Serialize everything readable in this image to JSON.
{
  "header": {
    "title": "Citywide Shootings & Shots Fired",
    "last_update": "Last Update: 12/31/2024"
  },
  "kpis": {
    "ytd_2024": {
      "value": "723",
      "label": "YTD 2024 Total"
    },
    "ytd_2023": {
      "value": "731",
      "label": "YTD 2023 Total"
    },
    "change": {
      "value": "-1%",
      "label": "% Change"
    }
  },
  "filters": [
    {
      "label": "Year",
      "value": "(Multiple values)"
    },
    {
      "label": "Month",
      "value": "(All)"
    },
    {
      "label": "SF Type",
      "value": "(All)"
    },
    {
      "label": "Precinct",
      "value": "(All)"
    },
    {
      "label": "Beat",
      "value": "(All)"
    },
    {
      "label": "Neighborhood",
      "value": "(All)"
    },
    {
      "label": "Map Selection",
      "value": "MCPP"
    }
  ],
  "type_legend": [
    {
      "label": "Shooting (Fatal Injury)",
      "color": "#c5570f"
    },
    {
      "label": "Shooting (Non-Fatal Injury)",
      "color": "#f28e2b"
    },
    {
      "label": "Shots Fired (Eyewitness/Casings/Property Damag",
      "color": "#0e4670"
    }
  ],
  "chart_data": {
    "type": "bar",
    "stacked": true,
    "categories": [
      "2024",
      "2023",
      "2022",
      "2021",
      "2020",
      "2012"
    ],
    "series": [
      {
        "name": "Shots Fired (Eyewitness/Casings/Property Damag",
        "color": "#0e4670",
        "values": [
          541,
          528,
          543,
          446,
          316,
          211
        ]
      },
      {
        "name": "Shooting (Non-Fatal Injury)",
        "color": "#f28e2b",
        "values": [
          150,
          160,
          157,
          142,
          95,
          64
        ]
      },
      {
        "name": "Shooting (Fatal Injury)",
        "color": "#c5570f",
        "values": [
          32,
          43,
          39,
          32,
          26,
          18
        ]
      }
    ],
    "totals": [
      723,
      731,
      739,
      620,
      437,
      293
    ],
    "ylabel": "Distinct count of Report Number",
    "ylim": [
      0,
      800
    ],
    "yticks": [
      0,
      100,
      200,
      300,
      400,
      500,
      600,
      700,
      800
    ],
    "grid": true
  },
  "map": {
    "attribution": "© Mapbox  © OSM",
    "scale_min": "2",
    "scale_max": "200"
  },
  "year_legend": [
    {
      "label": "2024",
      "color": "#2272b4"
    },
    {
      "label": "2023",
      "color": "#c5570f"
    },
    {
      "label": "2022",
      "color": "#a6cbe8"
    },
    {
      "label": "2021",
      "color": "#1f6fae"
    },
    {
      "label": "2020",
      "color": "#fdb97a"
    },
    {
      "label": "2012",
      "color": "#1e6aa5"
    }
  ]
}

════════

> _TO DO_
Your task is to quote the listing above word for word.

> _TASK SOLUTION_
Serialize everything readable in this image to JSON.
{
  "header": {
    "title": "Citywide Shootings & Shots Fired",
    "last_update": "Last Update: 12/31/2024"
  },
  "kpis": {
    "ytd_2024": {
      "value": "723",
      "label": "YTD 2024 Total"
    },
    "ytd_2023": {
      "value": "731",
      "label": "YTD 2023 Total"
    },
    "change": {
      "value": "-1%",
      "label": "% Change"
    }
  },
  "filters": [
    {
      "label": "Year",
      "value": "(Multiple values)"
    },
    {
      "label": "Month",
      "value": "(All)"
    },
    {
      "label": "SF Type",
      "value": "(All)"
    },
    {
      "label": "Precinct",
      "value": "(All)"
    },
    {
      "label": "Beat",
      "value": "(All)"
    },
    {
      "label": "Neighborhood",
      "value": "(All)"
    },
    {
      "label": "Map Selection",
      "value": "MCPP"
    }
  ],
  "type_legend": [
    {
      "label": "Shooting (Fatal Injury)",
      "color": "#c5570f"
    },
    {
      "label": "Shooting (Non-Fatal Injury)",
      "color": "#f28e2b"
    },
    {
      "label": "Shots Fired (Eyewitness/Casings/Property Damag",
      "color": "#0e4670"
    }
  ],
  "chart_data": {
    "type": "bar",
    "stacked": true,
    "categories": [
      "2024",
      "2023",
      "2022",
      "2021",
      "2020",
      "2012"
    ],
    "series": [
      {
        "name": "Shots Fired (Eyewitness/Casings/Property Damag",
        "color": "#0e4670",
        "values": [
          541,
          528,
          543,
          446,
          316,
          211
        ]
      },
      {
        "name": "Shooting (Non-Fatal Injury)",
        "color": "#f28e2b",
        "values": [
          150,
          160,
          157,
          142,
          95,
          64
        ]
      },
      {
        "name": "Shooting (Fatal Injury)",
        "color": "#c5570f",
        "values": [
          32,
          43,
          39,
          32,
          26,
          18
        ]
      }
    ],
    "totals": [
      723,
      731,
      739,
      620,
      437,
      293
    ],
    "ylabel": "Distinct count of Report Number",
    "ylim": [
      0,
      800
    ],
    "yticks": [
      0,
      100,
      200,
      300,
      400,
      500,
      600,
      700,
      800
    ],
    "grid": true
  },
  "map": {
    "attribution": "© Mapbox  © OSM",
    "scale_min": "2",
    "scale_max": "200"
  },
  "year_legend": [
    {
      "label": "2024",
      "color": "#2272b4"
    },
    {
      "label": "2023",
      "color": "#c5570f"
    },
    {
      "label": "2022",
      "color": "#a6cbe8"
    },
    {
      "label": "2021",
      "color": "#1f6fae"
    },
    {
      "label": "2020",
      "color": "#fdb97a"
    },
    {
      "label": "2012",
      "color": "#1e6aa5"
    }
  ]
}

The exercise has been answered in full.